◆ **Stated goal**
All of the data that follows should be retyped exactly, please, except the pictures.

== Data listing

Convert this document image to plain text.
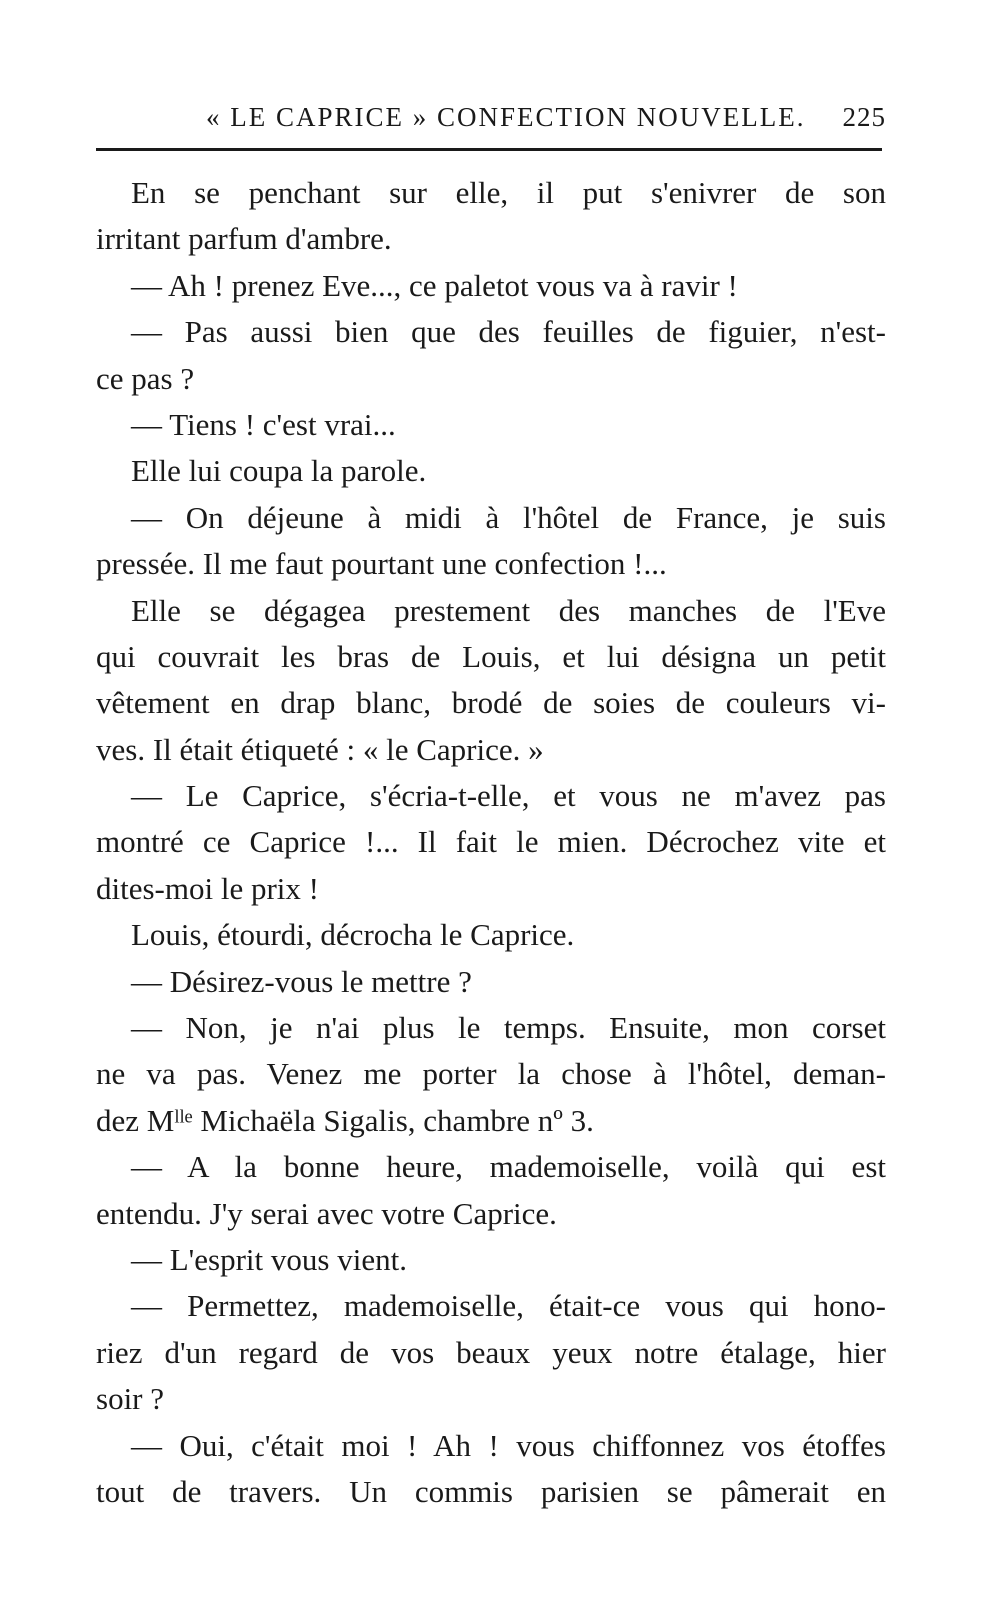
« LE CAPRICE » CONFECTION NOUVELLE. 225
En se penchant sur elle, il put s'enivrer de son
irritant parfum d'ambre.
— Ah ! prenez Eve..., ce paletot vous va à ravir !
— Pas aussi bien que des feuilles de figuier, n'est-
ce pas ?
— Tiens ! c'est vrai...
Elle lui coupa la parole.
— On déjeune à midi à l'hôtel de France, je suis
pressée. Il me faut pourtant une confection !...
Elle se dégagea prestement des manches de l'Eve
qui couvrait les bras de Louis, et lui désigna un petit
vêtement en drap blanc, brodé de soies de couleurs vi-
ves. Il était étiqueté : « le Caprice. »
— Le Caprice, s'écria-t-elle, et vous ne m'avez pas
montré ce Caprice !... Il fait le mien. Décrochez vite et
dites-moi le prix !
Louis, étourdi, décrocha le Caprice.
— Désirez-vous le mettre ?
— Non, je n'ai plus le temps. Ensuite, mon corset
ne va pas. Venez me porter la chose à l'hôtel, deman-
dez Mˡˡᵉ Michaëla Sigalis, chambre nº 3.
— A la bonne heure, mademoiselle, voilà qui est
entendu. J'y serai avec votre Caprice.
— L'esprit vous vient.
— Permettez, mademoiselle, était-ce vous qui hono-
riez d'un regard de vos beaux yeux notre étalage, hier
soir ?
— Oui, c'était moi ! Ah ! vous chiffonnez vos étoffes
tout de travers. Un commis parisien se pâmerait en
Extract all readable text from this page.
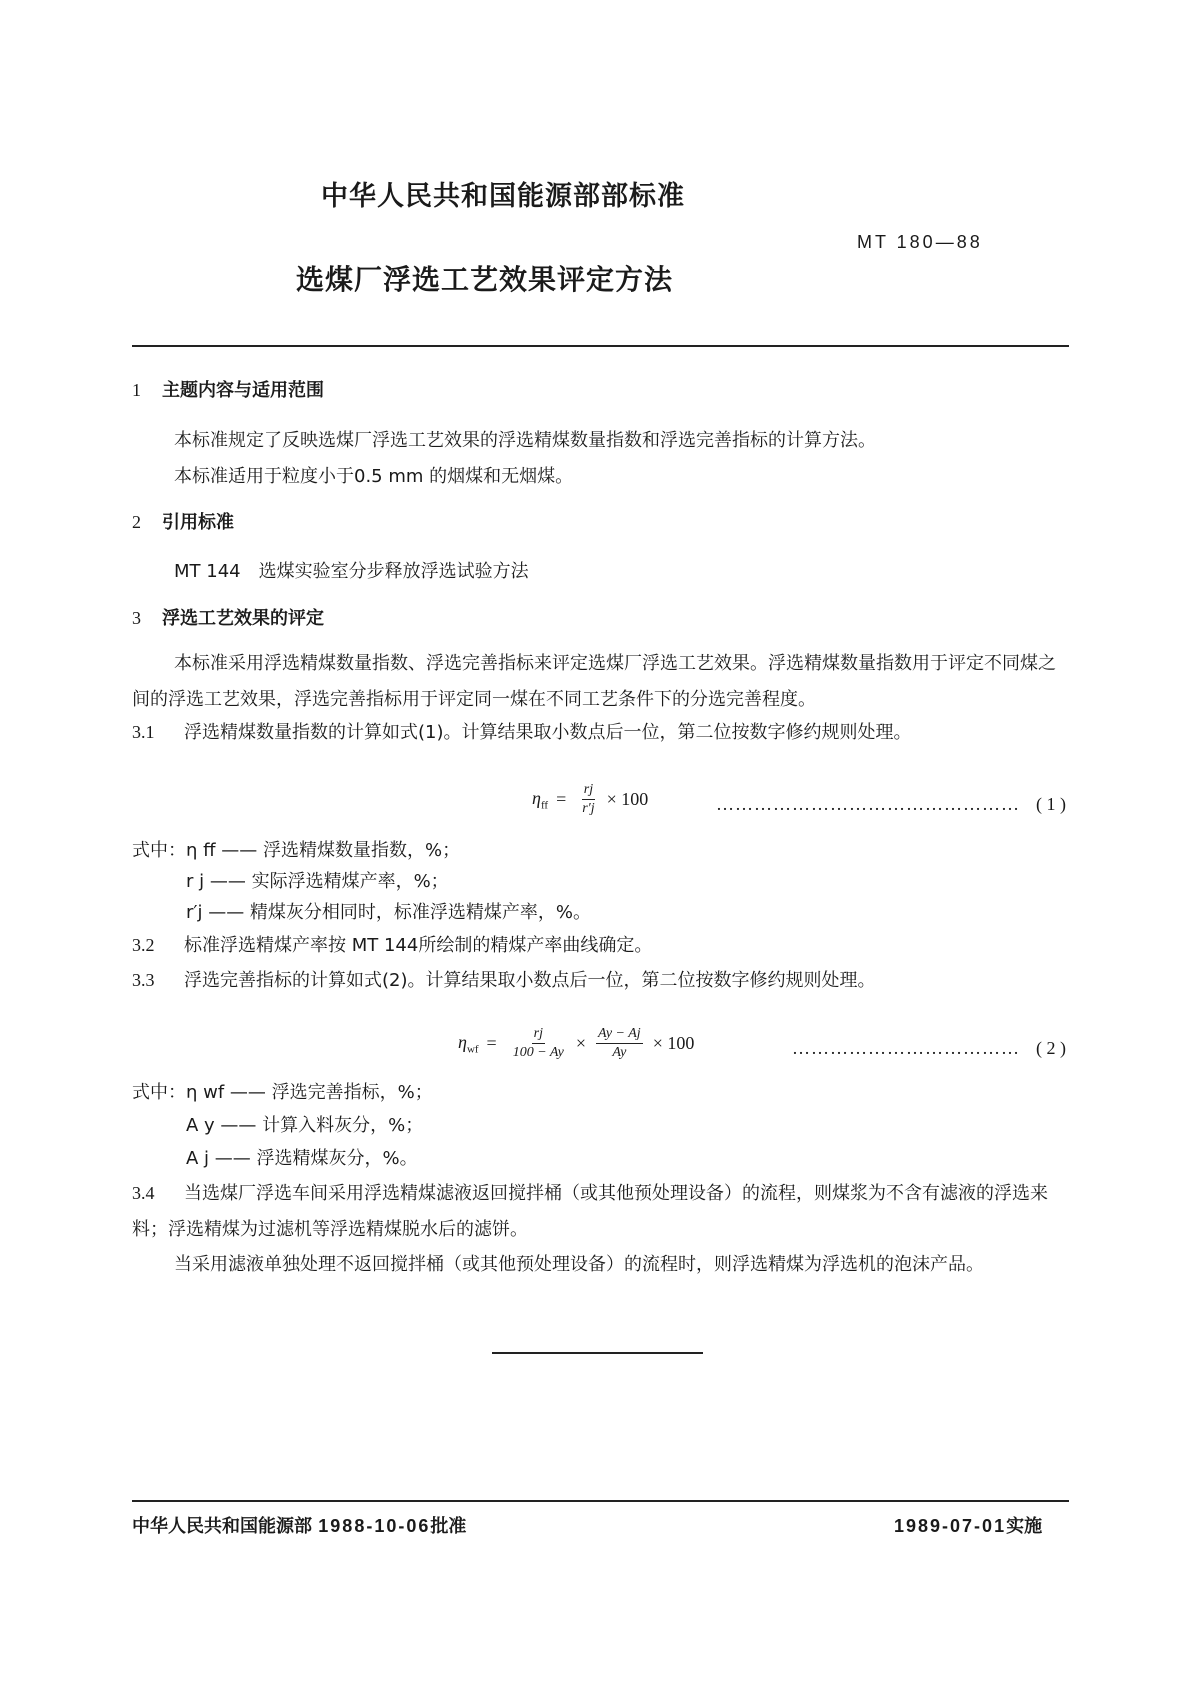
中华人民共和国能源部部标准
MT 180—88
选煤厂浮选工艺效果评定方法
1 主题内容与适用范围
本标准规定了反映选煤厂浮选工艺效果的浮选精煤数量指数和浮选完善指标的计算方法。
本标准适用于粒度小于0.5 mm 的烟煤和无烟煤。
2 引用标准
MT 144　选煤实验室分步释放浮选试验方法
3 浮选工艺效果的评定
本标准采用浮选精煤数量指数、浮选完善指标来评定选煤厂浮选工艺效果。浮选精煤数量指数用于评定不同煤之间的浮选工艺效果，浮选完善指标用于评定同一煤在不同工艺条件下的分选完善程度。
3.1 浮选精煤数量指数的计算如式(1)。计算结果取小数点后一位，第二位按数字修约规则处理。
$\eta_{ff} = \frac{rj}{r'j} \times 100$	………………………………………… ( 1 )
式中： η ff —— 浮选精煤数量指数，%；
r j —— 实际浮选精煤产率，%；
r′j —— 精煤灰分相同时，标准浮选精煤产率，%。
3.2 标准浮选精煤产率按 MT 144所绘制的精煤产率曲线确定。
3.3 浮选完善指标的计算如式(2)。计算结果取小数点后一位，第二位按数字修约规则处理。
$\eta_{wf} = \frac{rj}{100 - Ay} \times \frac{Ay - Aj}{Ay} \times 100$	……………………………… ( 2 )
式中： η wf —— 浮选完善指标，%；
A y —— 计算入料灰分，%；
A j —— 浮选精煤灰分，%。
3.4 当选煤厂浮选车间采用浮选精煤滤液返回搅拌桶（或其他预处理设备）的流程，则煤浆为不含有滤液的浮选来料；浮选精煤为过滤机等浮选精煤脱水后的滤饼。
当采用滤液单独处理不返回搅拌桶（或其他预处理设备）的流程时，则浮选精煤为浮选机的泡沫产品。
中华人民共和国能源部 1988-10-06批准	1989-07-01实施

====

◆ **Response to this task**
Convert this document image to plain text.
« LE CAPRICE » CONFECTION NOUVELLE. 225
En se penchant sur elle, il put s'enivrer de son
irritant parfum d'ambre.
— Ah ! prenez Eve..., ce paletot vous va à ravir !
— Pas aussi bien que des feuilles de figuier, n'est-
ce pas ?
— Tiens ! c'est vrai...
Elle lui coupa la parole.
— On déjeune à midi à l'hôtel de France, je suis
pressée. Il me faut pourtant une confection !...
Elle se dégagea prestement des manches de l'Eve
qui couvrait les bras de Louis, et lui désigna un petit
vêtement en drap blanc, brodé de soies de couleurs vi-
ves. Il était étiqueté : « le Caprice. »
— Le Caprice, s'écria-t-elle, et vous ne m'avez pas
montré ce Caprice !... Il fait le mien. Décrochez vite et
dites-moi le prix !
Louis, étourdi, décrocha le Caprice.
— Désirez-vous le mettre ?
— Non, je n'ai plus le temps. Ensuite, mon corset
ne va pas. Venez me porter la chose à l'hôtel, deman-
dez Mˡˡᵉ Michaëla Sigalis, chambre nº 3.
— A la bonne heure, mademoiselle, voilà qui est
entendu. J'y serai avec votre Caprice.
— L'esprit vous vient.
— Permettez, mademoiselle, était-ce vous qui hono-
riez d'un regard de vos beaux yeux notre étalage, hier
soir ?
— Oui, c'était moi ! Ah ! vous chiffonnez vos étoffes
tout de travers. Un commis parisien se pâmerait en
Extract all readable text from this page.
中华人民共和国能源部部标准
MT 180—88
选煤厂浮选工艺效果评定方法
1 主题内容与适用范围
本标准规定了反映选煤厂浮选工艺效果的浮选精煤数量指数和浮选完善指标的计算方法。
本标准适用于粒度小于0.5 mm 的烟煤和无烟煤。
2 引用标准
MT 144　选煤实验室分步释放浮选试验方法
3 浮选工艺效果的评定
本标准采用浮选精煤数量指数、浮选完善指标来评定选煤厂浮选工艺效果。浮选精煤数量指数用于评定不同煤之间的浮选工艺效果，浮选完善指标用于评定同一煤在不同工艺条件下的分选完善程度。
3.1 浮选精煤数量指数的计算如式(1)。计算结果取小数点后一位，第二位按数字修约规则处理。
$\eta_{ff} = \frac{rj}{r'j} \times 100$	………………………………………… ( 1 )
式中： η ff —— 浮选精煤数量指数，%；
r j —— 实际浮选精煤产率，%；
r′j —— 精煤灰分相同时，标准浮选精煤产率，%。
3.2 标准浮选精煤产率按 MT 144所绘制的精煤产率曲线确定。
3.3 浮选完善指标的计算如式(2)。计算结果取小数点后一位，第二位按数字修约规则处理。
$\eta_{wf} = \frac{rj}{100 - Ay} \times \frac{Ay - Aj}{Ay} \times 100$	……………………………… ( 2 )
式中： η wf —— 浮选完善指标，%；
A y —— 计算入料灰分，%；
A j —— 浮选精煤灰分，%。
3.4 当选煤厂浮选车间采用浮选精煤滤液返回搅拌桶（或其他预处理设备）的流程，则煤浆为不含有滤液的浮选来料；浮选精煤为过滤机等浮选精煤脱水后的滤饼。
当采用滤液单独处理不返回搅拌桶（或其他预处理设备）的流程时，则浮选精煤为浮选机的泡沫产品。
中华人民共和国能源部 1988-10-06批准	1989-07-01实施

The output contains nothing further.